Start of Given data

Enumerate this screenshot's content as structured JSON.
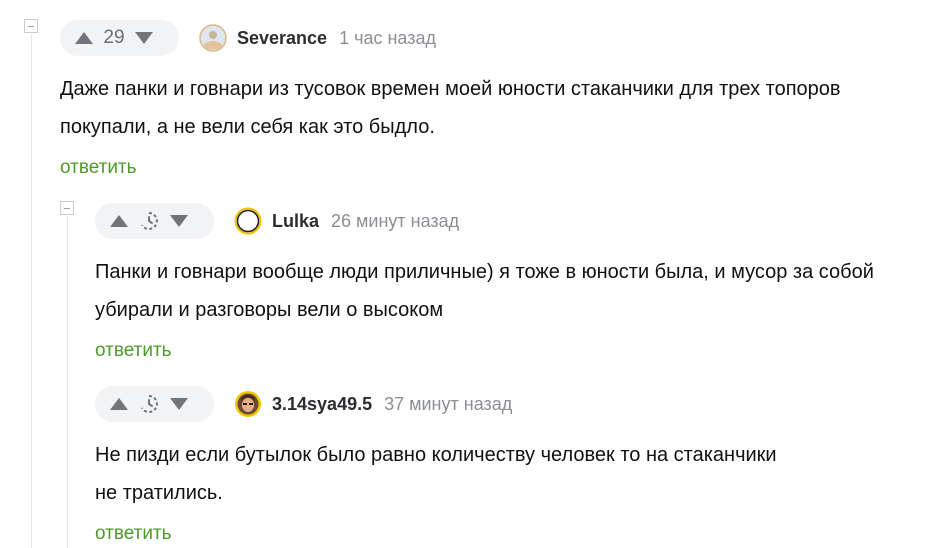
{
  "comments": [
    {
      "rating": "29",
      "username": "Severance",
      "time": "1 час назад",
      "text_lines": [
        "Даже панки и говнари из тусовок времен моей юности стаканчики для трех топоров",
        "покупали, а не вели себя как это быдло."
      ],
      "reply_label": "ответить",
      "avatar_icon": "avatar-sketch-icon"
    },
    {
      "rating": "",
      "username": "Lulka",
      "time": "26 минут назад",
      "text_lines": [
        "Панки и говнари вообще люди приличные) я тоже в юности была, и мусор за собой",
        "убирали и разговоры вели о высоком"
      ],
      "reply_label": "ответить",
      "avatar_icon": "avatar-ring-icon"
    },
    {
      "rating": "",
      "username": "3.14sya49.5",
      "time": "37 минут назад",
      "text_lines": [
        "Не пизди если бутылок было равно количеству человек то на стаканчики",
        "не тратились."
      ],
      "reply_label": "ответить",
      "avatar_icon": "avatar-portrait-icon"
    }
  ],
  "colors": {
    "reply_link": "#4e9a2a",
    "vote_pill_bg": "#f2f3f5",
    "thread_line": "#e4e6e9"
  }
}
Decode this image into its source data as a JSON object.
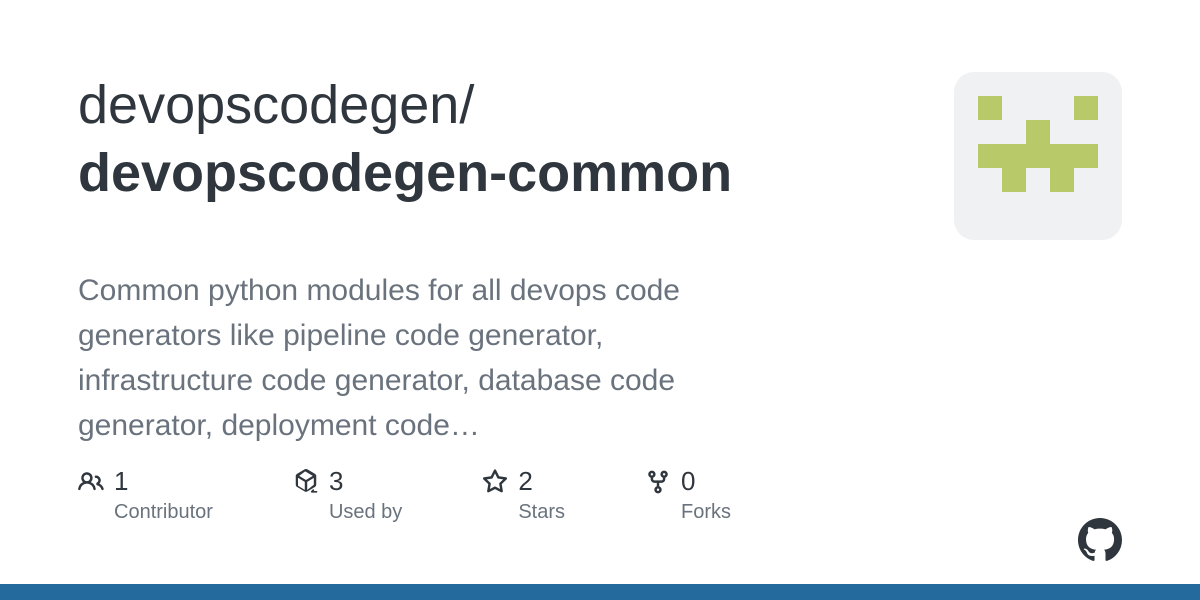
{
  "repo": {
    "owner": "devopscodegen",
    "name": "devopscodegen-common",
    "description": "Common python modules for all devops code generators like pipeline code generator, infrastructure code generator, database code generator, deployment code…"
  },
  "stats": {
    "contributors": {
      "value": "1",
      "label": "Contributor"
    },
    "usedby": {
      "value": "3",
      "label": "Used by"
    },
    "stars": {
      "value": "2",
      "label": "Stars"
    },
    "forks": {
      "value": "0",
      "label": "Forks"
    }
  },
  "colors": {
    "accent": "#256a9c",
    "avatar_pixel": "#b8c96a"
  }
}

End of Given data

* _Problem details_:
Your task is to quote exactly the lines from the one with "Decode this image" through the end of the material, both included, without reproducing any pictures.

* _Answer to this exercise_:
Decode this image into its source data as a JSON object.
{
  "repo": {
    "owner": "devopscodegen",
    "name": "devopscodegen-common",
    "description": "Common python modules for all devops code generators like pipeline code generator, infrastructure code generator, database code generator, deployment code…"
  },
  "stats": {
    "contributors": {
      "value": "1",
      "label": "Contributor"
    },
    "usedby": {
      "value": "3",
      "label": "Used by"
    },
    "stars": {
      "value": "2",
      "label": "Stars"
    },
    "forks": {
      "value": "0",
      "label": "Forks"
    }
  },
  "colors": {
    "accent": "#256a9c",
    "avatar_pixel": "#b8c96a"
  }
}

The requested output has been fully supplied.